[Dataset items]
---

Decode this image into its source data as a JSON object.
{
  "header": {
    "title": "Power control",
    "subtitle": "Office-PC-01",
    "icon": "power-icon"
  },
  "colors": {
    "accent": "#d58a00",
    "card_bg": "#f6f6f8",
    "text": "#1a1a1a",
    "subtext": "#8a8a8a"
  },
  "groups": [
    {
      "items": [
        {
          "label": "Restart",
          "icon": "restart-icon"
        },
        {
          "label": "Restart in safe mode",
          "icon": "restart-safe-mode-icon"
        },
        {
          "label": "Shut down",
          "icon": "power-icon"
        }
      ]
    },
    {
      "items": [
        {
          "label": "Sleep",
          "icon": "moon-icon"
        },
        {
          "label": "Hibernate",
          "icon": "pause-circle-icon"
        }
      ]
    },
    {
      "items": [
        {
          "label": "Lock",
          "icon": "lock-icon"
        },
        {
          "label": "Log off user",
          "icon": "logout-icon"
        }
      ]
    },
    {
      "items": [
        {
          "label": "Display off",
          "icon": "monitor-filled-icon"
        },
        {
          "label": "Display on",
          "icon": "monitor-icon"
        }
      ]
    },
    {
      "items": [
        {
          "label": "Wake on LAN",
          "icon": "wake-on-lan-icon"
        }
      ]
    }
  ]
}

---

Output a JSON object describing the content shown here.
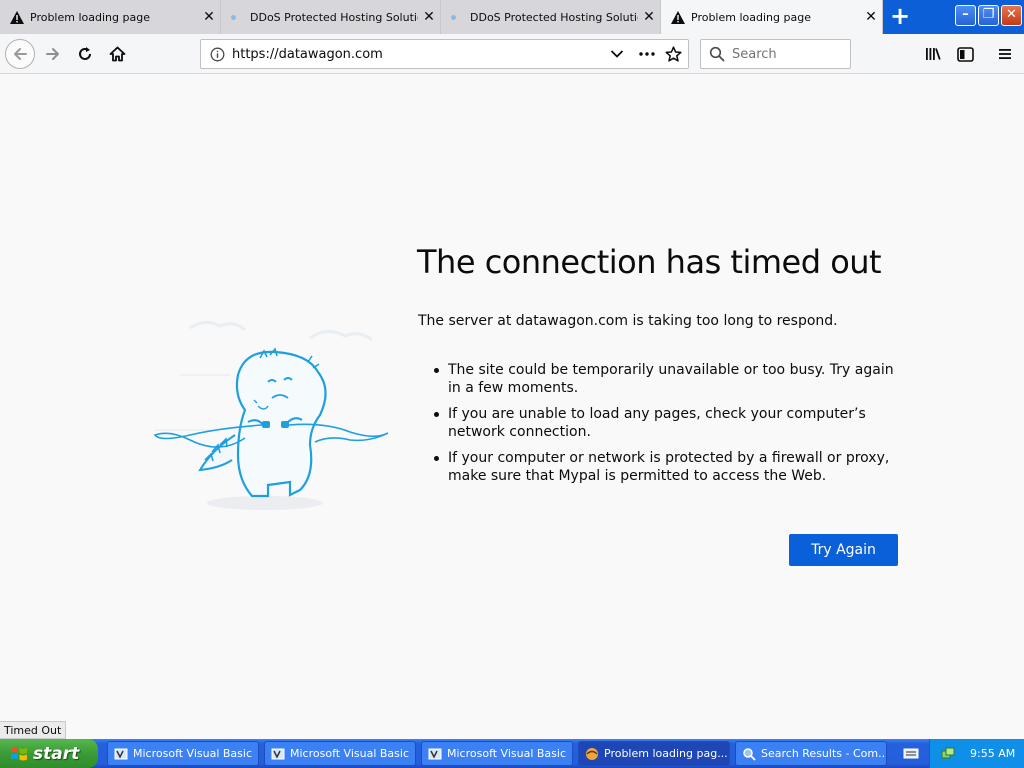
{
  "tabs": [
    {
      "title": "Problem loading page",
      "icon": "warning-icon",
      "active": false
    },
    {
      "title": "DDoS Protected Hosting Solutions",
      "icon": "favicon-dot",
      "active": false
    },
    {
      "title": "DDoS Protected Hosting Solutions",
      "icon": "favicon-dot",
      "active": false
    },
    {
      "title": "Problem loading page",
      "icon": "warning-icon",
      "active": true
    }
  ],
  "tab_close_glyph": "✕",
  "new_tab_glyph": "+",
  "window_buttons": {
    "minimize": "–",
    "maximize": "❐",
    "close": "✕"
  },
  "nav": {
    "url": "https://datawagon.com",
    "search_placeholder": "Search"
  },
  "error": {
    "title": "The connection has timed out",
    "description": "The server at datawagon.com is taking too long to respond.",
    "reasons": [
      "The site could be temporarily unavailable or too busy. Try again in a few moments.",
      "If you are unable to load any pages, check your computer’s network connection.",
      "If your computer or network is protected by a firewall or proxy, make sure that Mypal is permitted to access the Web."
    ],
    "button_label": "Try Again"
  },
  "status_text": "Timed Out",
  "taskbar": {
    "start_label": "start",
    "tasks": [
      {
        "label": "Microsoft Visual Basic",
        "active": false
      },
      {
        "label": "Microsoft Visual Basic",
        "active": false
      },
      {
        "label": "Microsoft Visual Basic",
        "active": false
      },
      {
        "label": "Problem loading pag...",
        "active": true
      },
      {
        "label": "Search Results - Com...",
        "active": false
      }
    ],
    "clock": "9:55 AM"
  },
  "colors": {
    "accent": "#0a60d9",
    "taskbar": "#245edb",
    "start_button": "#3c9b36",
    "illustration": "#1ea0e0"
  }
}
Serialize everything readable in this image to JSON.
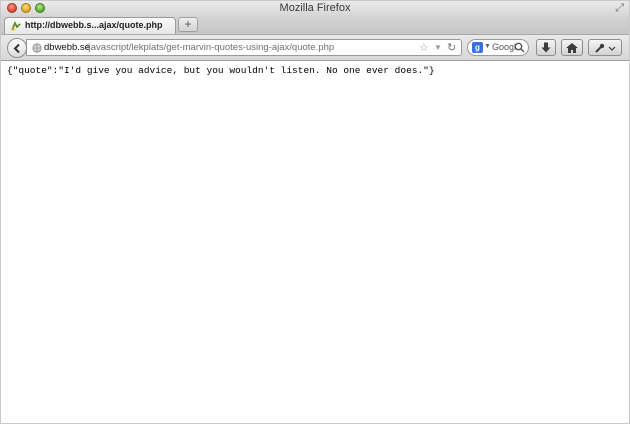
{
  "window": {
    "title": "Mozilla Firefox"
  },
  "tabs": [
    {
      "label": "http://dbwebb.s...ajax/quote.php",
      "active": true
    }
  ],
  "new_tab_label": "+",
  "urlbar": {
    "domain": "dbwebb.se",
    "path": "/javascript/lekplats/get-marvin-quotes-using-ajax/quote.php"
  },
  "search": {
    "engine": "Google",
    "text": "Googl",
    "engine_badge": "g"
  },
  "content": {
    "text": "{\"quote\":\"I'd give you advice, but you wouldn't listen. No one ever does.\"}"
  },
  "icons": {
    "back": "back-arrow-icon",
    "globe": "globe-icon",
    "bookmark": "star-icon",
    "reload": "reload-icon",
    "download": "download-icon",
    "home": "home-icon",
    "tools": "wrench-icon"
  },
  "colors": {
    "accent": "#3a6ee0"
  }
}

---

**DIRECTION**
Copy every line that includes the string "mode" from the material above.

**EXERCISE RESPONSE**
          "label": "Restart in safe mode",
          "icon": "restart-safe-mode-icon"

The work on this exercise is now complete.